═════ Data shown

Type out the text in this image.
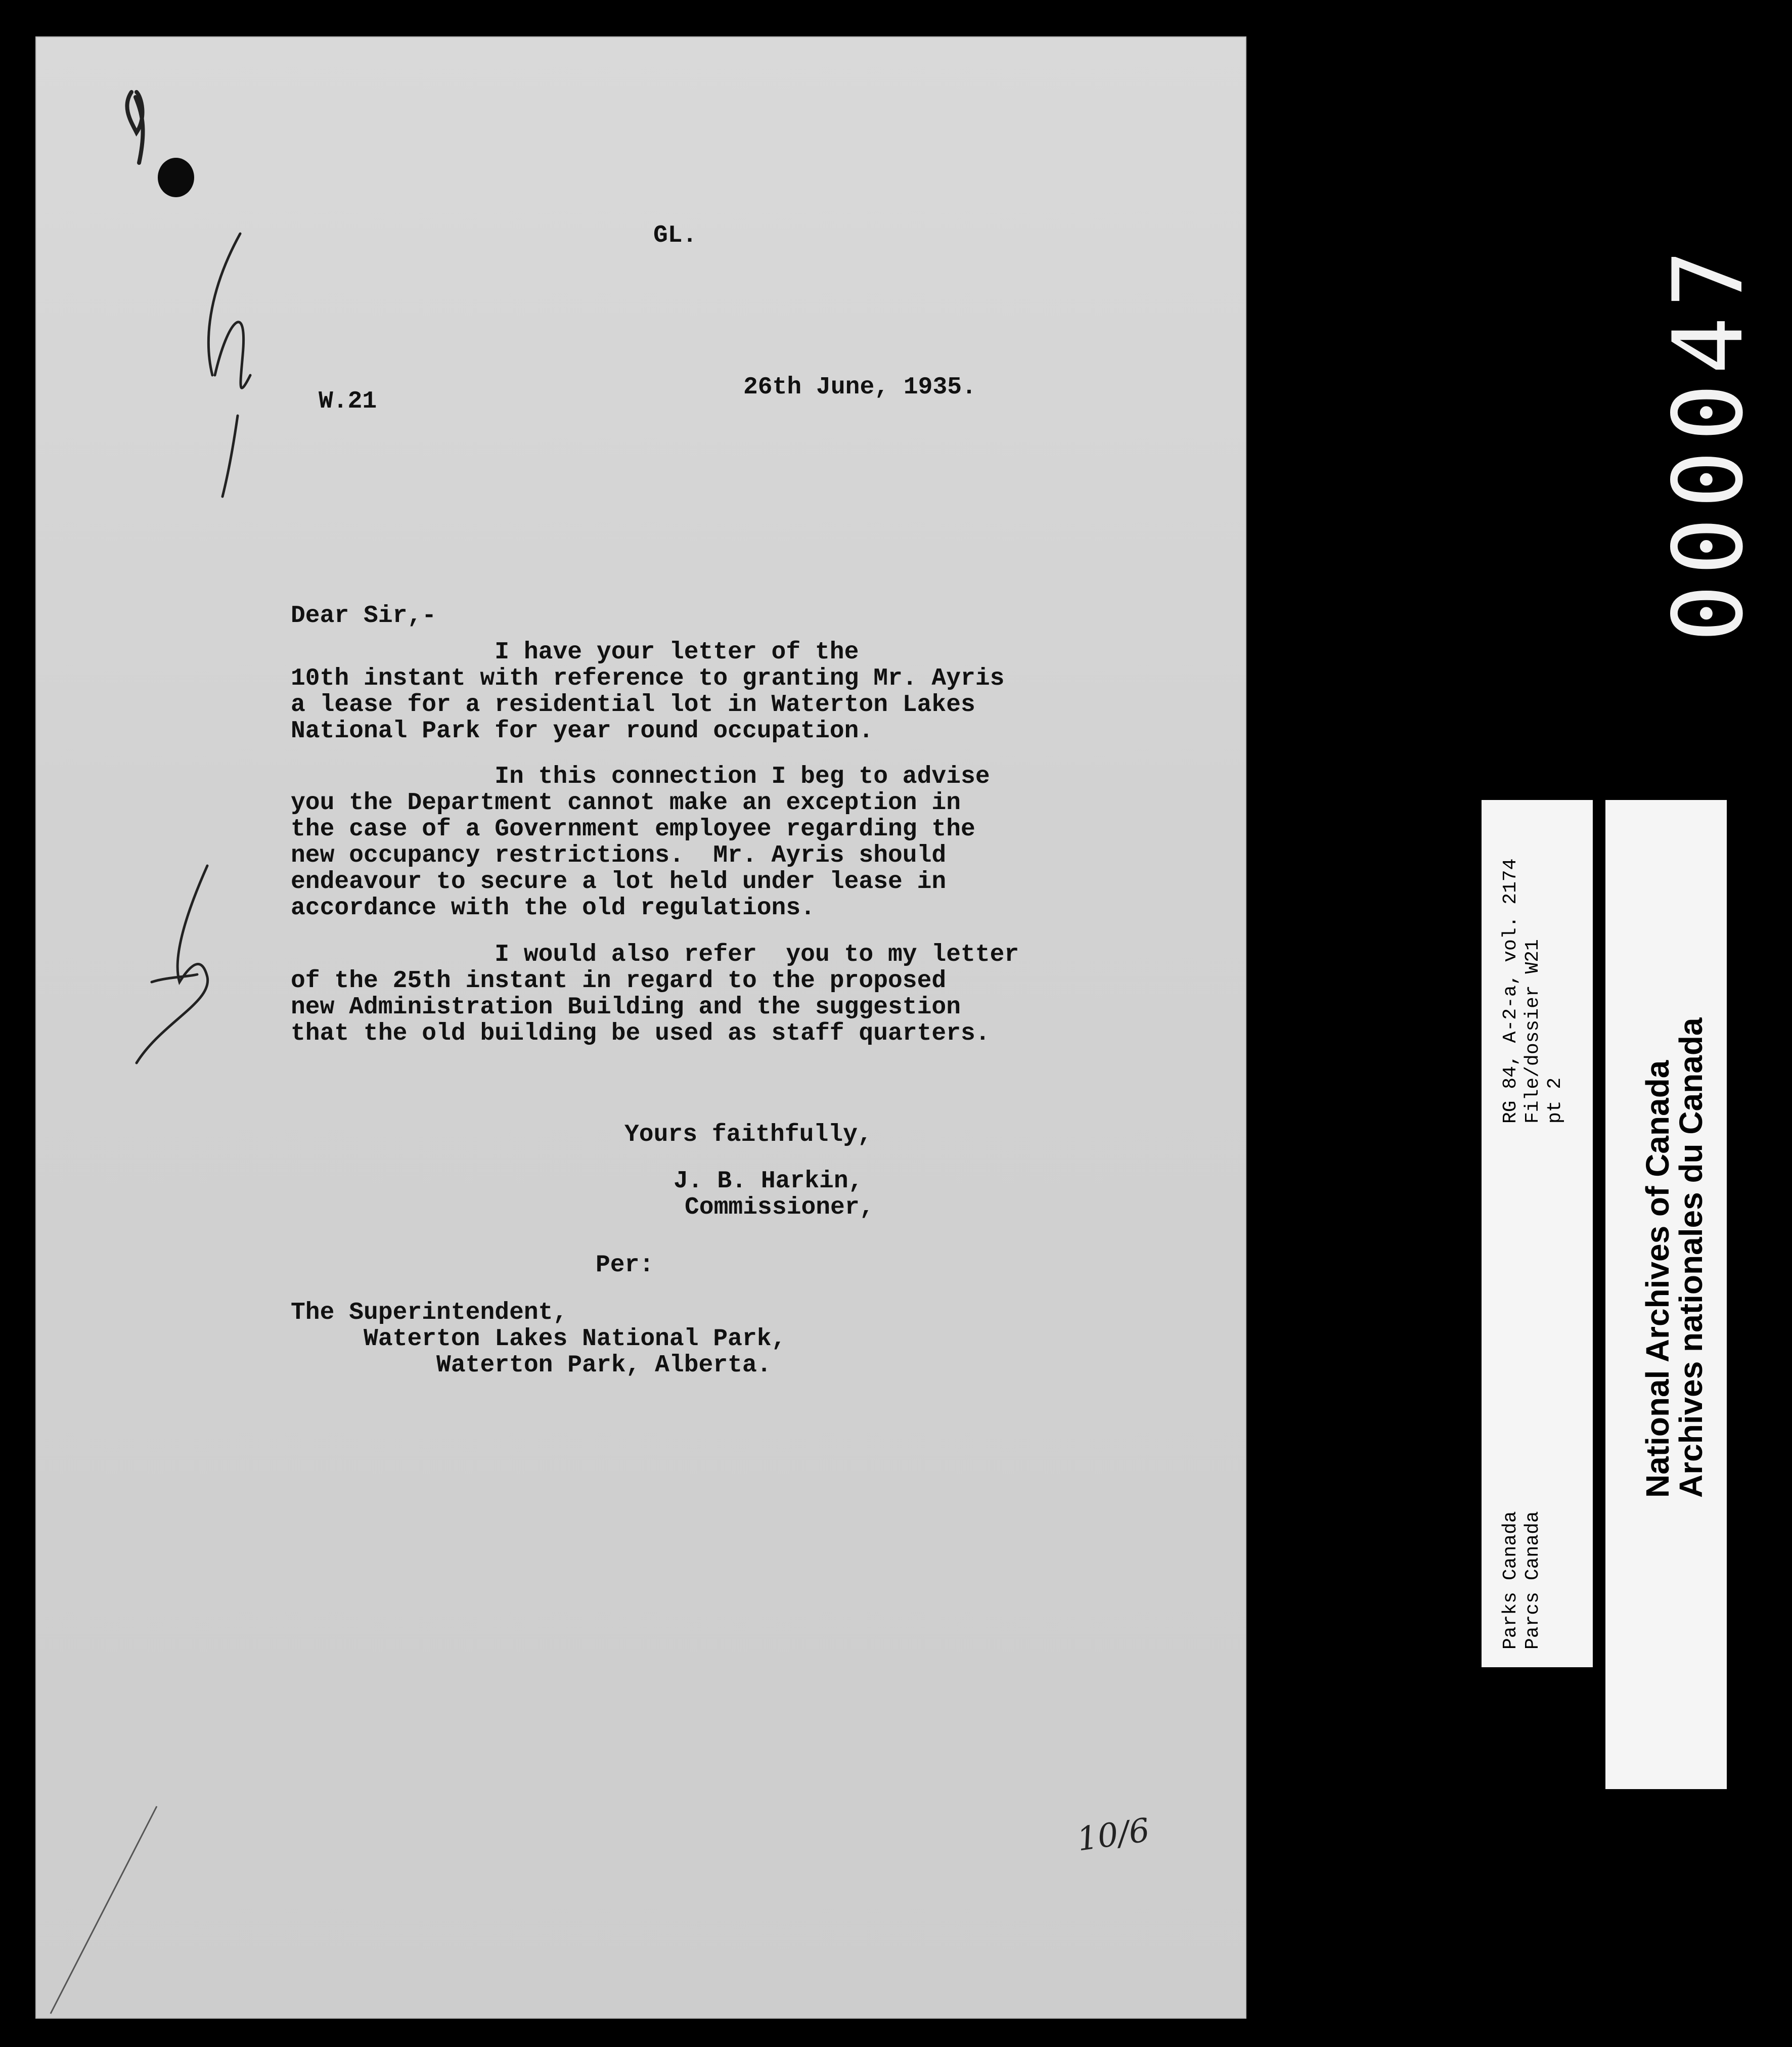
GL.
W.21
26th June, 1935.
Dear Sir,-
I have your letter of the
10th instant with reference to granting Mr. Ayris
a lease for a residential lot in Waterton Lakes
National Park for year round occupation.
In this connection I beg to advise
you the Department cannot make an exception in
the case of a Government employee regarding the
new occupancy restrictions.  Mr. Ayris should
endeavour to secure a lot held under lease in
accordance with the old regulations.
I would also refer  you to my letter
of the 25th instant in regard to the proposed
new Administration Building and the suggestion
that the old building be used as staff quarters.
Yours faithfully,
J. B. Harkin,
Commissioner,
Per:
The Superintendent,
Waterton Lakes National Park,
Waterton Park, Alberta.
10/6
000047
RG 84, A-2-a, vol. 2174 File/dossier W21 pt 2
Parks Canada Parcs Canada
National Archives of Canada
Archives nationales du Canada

══════════
═════ Data shown

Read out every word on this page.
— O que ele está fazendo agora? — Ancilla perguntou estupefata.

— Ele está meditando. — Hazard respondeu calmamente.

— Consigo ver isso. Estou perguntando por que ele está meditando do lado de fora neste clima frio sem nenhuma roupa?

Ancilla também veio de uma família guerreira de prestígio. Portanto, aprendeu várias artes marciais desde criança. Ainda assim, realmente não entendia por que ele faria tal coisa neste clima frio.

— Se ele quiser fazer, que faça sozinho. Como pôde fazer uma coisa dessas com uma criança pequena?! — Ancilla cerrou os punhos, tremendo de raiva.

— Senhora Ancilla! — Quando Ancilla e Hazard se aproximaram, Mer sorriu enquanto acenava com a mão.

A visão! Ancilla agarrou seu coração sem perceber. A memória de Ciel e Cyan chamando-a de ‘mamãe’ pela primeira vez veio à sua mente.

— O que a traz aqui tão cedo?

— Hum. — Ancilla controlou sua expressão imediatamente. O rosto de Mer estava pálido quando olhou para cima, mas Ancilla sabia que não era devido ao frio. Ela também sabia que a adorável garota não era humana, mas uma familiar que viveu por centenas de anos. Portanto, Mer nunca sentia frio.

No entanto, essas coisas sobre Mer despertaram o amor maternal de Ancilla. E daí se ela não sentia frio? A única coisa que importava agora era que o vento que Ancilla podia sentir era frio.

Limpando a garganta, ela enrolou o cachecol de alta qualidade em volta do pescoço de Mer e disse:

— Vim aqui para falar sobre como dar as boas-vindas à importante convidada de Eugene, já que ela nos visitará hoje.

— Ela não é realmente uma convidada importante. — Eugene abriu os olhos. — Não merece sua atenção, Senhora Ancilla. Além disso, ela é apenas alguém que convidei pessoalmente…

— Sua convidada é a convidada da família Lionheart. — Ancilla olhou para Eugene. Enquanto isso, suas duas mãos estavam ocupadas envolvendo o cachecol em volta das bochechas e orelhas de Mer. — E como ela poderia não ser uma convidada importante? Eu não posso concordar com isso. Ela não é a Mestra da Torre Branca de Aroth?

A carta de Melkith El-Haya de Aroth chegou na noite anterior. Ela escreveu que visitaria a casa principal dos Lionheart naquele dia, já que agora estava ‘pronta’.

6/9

══════════

**What you should do**
Give the count of lines containing "Lionheart", with no added text.

**Solution below**
2